[Boxed element entries]
↓↓↓

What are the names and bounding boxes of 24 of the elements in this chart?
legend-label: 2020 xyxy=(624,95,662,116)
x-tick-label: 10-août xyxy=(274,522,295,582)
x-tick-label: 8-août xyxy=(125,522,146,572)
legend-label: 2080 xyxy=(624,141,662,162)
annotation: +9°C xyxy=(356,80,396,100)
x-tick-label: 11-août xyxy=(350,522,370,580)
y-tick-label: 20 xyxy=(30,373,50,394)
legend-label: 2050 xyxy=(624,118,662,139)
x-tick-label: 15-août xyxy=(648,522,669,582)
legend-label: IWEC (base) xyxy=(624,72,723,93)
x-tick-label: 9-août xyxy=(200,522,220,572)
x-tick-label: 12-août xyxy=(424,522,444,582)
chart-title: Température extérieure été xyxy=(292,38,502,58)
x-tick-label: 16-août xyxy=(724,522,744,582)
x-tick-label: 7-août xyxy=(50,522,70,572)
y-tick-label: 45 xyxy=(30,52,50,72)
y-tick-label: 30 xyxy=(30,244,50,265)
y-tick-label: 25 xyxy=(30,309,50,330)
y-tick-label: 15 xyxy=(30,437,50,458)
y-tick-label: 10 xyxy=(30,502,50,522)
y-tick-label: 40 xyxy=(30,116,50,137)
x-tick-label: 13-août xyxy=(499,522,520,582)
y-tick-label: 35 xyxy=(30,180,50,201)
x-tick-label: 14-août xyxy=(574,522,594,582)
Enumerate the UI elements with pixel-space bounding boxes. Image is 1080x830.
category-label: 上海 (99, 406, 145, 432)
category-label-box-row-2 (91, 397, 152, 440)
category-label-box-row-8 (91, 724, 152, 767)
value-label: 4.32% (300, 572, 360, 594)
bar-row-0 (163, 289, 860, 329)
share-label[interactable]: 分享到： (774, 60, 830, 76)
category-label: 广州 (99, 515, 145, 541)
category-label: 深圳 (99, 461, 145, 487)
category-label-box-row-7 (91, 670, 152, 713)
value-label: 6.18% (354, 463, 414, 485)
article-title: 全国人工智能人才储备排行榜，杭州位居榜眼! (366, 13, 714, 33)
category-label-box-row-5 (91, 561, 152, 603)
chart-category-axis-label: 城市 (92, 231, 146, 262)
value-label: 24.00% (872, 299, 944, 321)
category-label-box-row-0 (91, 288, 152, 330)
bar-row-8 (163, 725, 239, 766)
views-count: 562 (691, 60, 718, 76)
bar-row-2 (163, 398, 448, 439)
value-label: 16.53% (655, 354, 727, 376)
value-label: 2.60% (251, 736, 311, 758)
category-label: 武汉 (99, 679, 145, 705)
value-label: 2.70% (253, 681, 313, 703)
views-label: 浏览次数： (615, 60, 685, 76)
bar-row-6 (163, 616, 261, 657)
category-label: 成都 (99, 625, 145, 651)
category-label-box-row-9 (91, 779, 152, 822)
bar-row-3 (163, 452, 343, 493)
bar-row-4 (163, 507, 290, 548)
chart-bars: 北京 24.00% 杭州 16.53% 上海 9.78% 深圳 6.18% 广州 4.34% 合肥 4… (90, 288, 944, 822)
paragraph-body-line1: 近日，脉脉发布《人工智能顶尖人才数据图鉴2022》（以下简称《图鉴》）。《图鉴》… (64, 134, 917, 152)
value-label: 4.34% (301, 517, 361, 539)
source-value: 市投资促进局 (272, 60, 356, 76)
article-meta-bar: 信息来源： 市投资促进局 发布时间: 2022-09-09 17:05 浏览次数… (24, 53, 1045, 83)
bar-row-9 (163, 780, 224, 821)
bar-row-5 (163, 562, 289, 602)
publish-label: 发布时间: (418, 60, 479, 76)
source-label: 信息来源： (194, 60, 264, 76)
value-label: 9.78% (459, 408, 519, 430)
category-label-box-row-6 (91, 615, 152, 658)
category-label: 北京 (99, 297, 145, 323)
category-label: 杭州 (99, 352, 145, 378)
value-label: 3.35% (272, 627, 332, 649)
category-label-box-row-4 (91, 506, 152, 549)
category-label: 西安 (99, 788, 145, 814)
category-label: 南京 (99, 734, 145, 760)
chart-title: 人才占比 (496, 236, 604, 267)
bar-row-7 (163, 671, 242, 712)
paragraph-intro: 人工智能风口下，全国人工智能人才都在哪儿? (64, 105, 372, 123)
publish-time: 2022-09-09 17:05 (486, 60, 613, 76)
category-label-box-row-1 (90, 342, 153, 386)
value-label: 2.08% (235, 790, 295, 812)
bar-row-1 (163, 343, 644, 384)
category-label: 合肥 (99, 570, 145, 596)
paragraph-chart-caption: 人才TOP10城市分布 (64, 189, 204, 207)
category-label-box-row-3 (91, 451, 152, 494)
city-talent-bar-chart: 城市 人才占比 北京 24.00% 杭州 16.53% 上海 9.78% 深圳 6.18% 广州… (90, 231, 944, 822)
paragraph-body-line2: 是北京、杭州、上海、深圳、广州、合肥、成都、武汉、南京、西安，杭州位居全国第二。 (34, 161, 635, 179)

↑↑↑

[THE PROBLEM]
Format all the items above as a Markdown table with the columns Row and Line. Number each line in Row and omit blank lines.

[SOLUTION TO THIS PROBLEM]
| Row | Line |
|---|---|
| 1 | What are the names and bounding boxes of 24 of the elements in this chart? |
| 2 | legend-label: 2020 xyxy=(624,95,662,116) |
| 3 | x-tick-label: 10-août xyxy=(274,522,295,582) |
| 4 | x-tick-label: 8-août xyxy=(125,522,146,572) |
| 5 | legend-label: 2080 xyxy=(624,141,662,162) |
| 6 | annotation: +9°C xyxy=(356,80,396,100) |
| 7 | x-tick-label: 11-août xyxy=(350,522,370,580) |
| 8 | y-tick-label: 20 xyxy=(30,373,50,394) |
| 9 | legend-label: 2050 xyxy=(624,118,662,139) |
| 10 | x-tick-label: 15-août xyxy=(648,522,669,582) |
| 11 | legend-label: IWEC (base) xyxy=(624,72,723,93) |
| 12 | x-tick-label: 9-août xyxy=(200,522,220,572) |
| 13 | x-tick-label: 12-août xyxy=(424,522,444,582) |
| 14 | chart-title: Température extérieure été xyxy=(292,38,502,58) |
| 15 | x-tick-label: 16-août xyxy=(724,522,744,582) |
| 16 | x-tick-label: 7-août xyxy=(50,522,70,572) |
| 17 | y-tick-label: 45 xyxy=(30,52,50,72) |
| 18 | y-tick-label: 30 xyxy=(30,244,50,265) |
| 19 | y-tick-label: 25 xyxy=(30,309,50,330) |
| 20 | y-tick-label: 15 xyxy=(30,437,50,458) |
| 21 | y-tick-label: 10 xyxy=(30,502,50,522) |
| 22 | y-tick-label: 40 xyxy=(30,116,50,137) |
| 23 | x-tick-label: 13-août xyxy=(499,522,520,582) |
| 24 | y-tick-label: 35 xyxy=(30,180,50,201) |
| 25 | x-tick-label: 14-août xyxy=(574,522,594,582) |
| 26 | Enumerate the UI elements with pixel-space bounding boxes. Image is 1080x830. |
| 27 | category-label: 上海 (99, 406, 145, 432) |
| 28 | category-label-box-row-2 (91, 397, 152, 440) |
| 29 | category-label-box-row-8 (91, 724, 152, 767) |
| 30 | value-label: 4.32% (300, 572, 360, 594) |
| 31 | bar-row-0 (163, 289, 860, 329) |
| 32 | share-label[interactable]: 分享到： (774, 60, 830, 76) |
| 33 | category-label: 广州 (99, 515, 145, 541) |
| 34 | category-label: 深圳 (99, 461, 145, 487) |
| 35 | category-label-box-row-7 (91, 670, 152, 713) |
| 36 | value-label: 6.18% (354, 463, 414, 485) |
| 37 | article-title: 全国人工智能人才储备排行榜，杭州位居榜眼! (366, 13, 714, 33) |
| 38 | category-label-box-row-5 (91, 561, 152, 603) |
| 39 | chart-category-axis-label: 城市 (92, 231, 146, 262) |
| 40 | value-label: 24.00% (872, 299, 944, 321) |
| 41 | category-label-box-row-0 (91, 288, 152, 330) |
| 42 | bar-row-8 (163, 725, 239, 766) |
| 43 | views-count: 562 (691, 60, 718, 76) |
| 44 | bar-row-2 (163, 398, 448, 439) |
| 45 | value-label: 16.53% (655, 354, 727, 376) |
| 46 | value-label: 2.60% (251, 736, 311, 758) |
| 47 | category-label: 武汉 (99, 679, 145, 705) |
| 48 | value-label: 2.70% (253, 681, 313, 703) |
| 49 | views-label: 浏览次数： (615, 60, 685, 76) |
| 50 | bar-row-6 (163, 616, 261, 657) |
| 51 | category-label: 成都 (99, 625, 145, 651) |
| 52 | category-label-box-row-9 (91, 779, 152, 822) |
| 53 | bar-row-3 (163, 452, 343, 493) |
| 54 | bar-row-4 (163, 507, 290, 548) |
| 55 | chart-bars: 北京 24.00% 杭州 16.53% 上海 9.78% 深圳 6.18% 广州 4.34% 合肥 4… (90, 288, 944, 822) |
| 56 | paragraph-body-line1: 近日，脉脉发布《人工智能顶尖人才数据图鉴2022》（以下简称《图鉴》）。《图鉴》… (64, 134, 917, 152) |
| 57 | value-label: 4.34% (301, 517, 361, 539) |
| 58 | source-value: 市投资促进局 (272, 60, 356, 76) |
| 59 | article-meta-bar: 信息来源： 市投资促进局 发布时间: 2022-09-09 17:05 浏览次数… (24, 53, 1045, 83) |
| 60 | bar-row-9 (163, 780, 224, 821) |
| 61 | bar-row-5 (163, 562, 289, 602) |
| 62 | publish-label: 发布时间: (418, 60, 479, 76) |
| 63 | source-label: 信息来源： (194, 60, 264, 76) |
| 64 | value-label: 9.78% (459, 408, 519, 430) |
| 65 | category-label-box-row-6 (91, 615, 152, 658) |
| 66 | category-label: 北京 (99, 297, 145, 323) |
| 67 | category-label: 杭州 (99, 352, 145, 378) |
| 68 | value-label: 3.35% (272, 627, 332, 649) |
| 69 | category-label-box-row-4 (91, 506, 152, 549) |
| 70 | category-label: 西安 (99, 788, 145, 814) |
| 71 | category-label: 南京 (99, 734, 145, 760) |
| 72 | chart-title: 人才占比 (496, 236, 604, 267) |
| 73 | bar-row-7 (163, 671, 242, 712) |
| 74 | paragraph-intro: 人工智能风口下，全国人工智能人才都在哪儿? (64, 105, 372, 123) |
| 75 | publish-time: 2022-09-09 17:05 (486, 60, 613, 76) |
| 76 | category-label-box-row-1 (90, 342, 153, 386) |
| 77 | value-label: 2.08% (235, 790, 295, 812) |
| 78 | bar-row-1 (163, 343, 644, 384) |
| 79 | category-label: 合肥 (99, 570, 145, 596) |
| 80 | paragraph-chart-caption: 人才TOP10城市分布 (64, 189, 204, 207) |
| 81 | category-label-box-row-3 (91, 451, 152, 494) |
| 82 | city-talent-bar-chart: 城市 人才占比 北京 24.00% 杭州 16.53% 上海 9.78% 深圳 6.18% 广州… (90, 231, 944, 822) |
| 83 | paragraph-body-line2: 是北京、杭州、上海、深圳、广州、合肥、成都、武汉、南京、西安，杭州位居全国第二。 (34, 161, 635, 179) |